• **What is being asked**: Below are some records; reproduce every one of them exactly.

-----

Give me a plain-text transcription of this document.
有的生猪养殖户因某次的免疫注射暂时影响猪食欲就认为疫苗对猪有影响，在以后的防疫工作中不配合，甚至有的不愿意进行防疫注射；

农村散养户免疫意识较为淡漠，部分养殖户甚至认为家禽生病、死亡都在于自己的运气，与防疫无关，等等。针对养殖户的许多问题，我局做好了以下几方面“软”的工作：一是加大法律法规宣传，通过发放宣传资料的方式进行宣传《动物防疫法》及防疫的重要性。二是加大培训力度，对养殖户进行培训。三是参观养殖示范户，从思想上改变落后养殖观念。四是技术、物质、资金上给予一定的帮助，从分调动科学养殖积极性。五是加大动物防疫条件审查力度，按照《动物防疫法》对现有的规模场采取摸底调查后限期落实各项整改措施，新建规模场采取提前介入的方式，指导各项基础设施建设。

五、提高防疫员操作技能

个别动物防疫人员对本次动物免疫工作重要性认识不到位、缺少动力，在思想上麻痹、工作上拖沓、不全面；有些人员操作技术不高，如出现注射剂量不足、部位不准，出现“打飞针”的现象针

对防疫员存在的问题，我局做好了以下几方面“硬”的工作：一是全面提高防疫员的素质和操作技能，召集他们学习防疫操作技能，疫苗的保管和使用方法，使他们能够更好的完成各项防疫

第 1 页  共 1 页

-----

• **Problem solution**:
Give me a plain-text transcription of this document.
有的生猪养殖户因某次的免疫注射暂时影响猪食欲就认为疫苗对猪有影响，在以后的防疫工作中不配合，甚至有的不愿意进行防疫注射；

农村散养户免疫意识较为淡漠，部分养殖户甚至认为家禽生病、死亡都在于自己的运气，与防疫无关，等等。针对养殖户的许多问题，我局做好了以下几方面“软”的工作：一是加大法律法规宣传，通过发放宣传资料的方式进行宣传《动物防疫法》及防疫的重要性。二是加大培训力度，对养殖户进行培训。三是参观养殖示范户，从思想上改变落后养殖观念。四是技术、物质、资金上给予一定的帮助，从分调动科学养殖积极性。五是加大动物防疫条件审查力度，按照《动物防疫法》对现有的规模场采取摸底调查后限期落实各项整改措施，新建规模场采取提前介入的方式，指导各项基础设施建设。

五、提高防疫员操作技能

个别动物防疫人员对本次动物免疫工作重要性认识不到位、缺少动力，在思想上麻痹、工作上拖沓、不全面；有些人员操作技术不高，如出现注射剂量不足、部位不准，出现“打飞针”的现象针

对防疫员存在的问题，我局做好了以下几方面“硬”的工作：一是全面提高防疫员的素质和操作技能，召集他们学习防疫操作技能，疫苗的保管和使用方法，使他们能够更好的完成各项防疫

第 1 页  共 1 页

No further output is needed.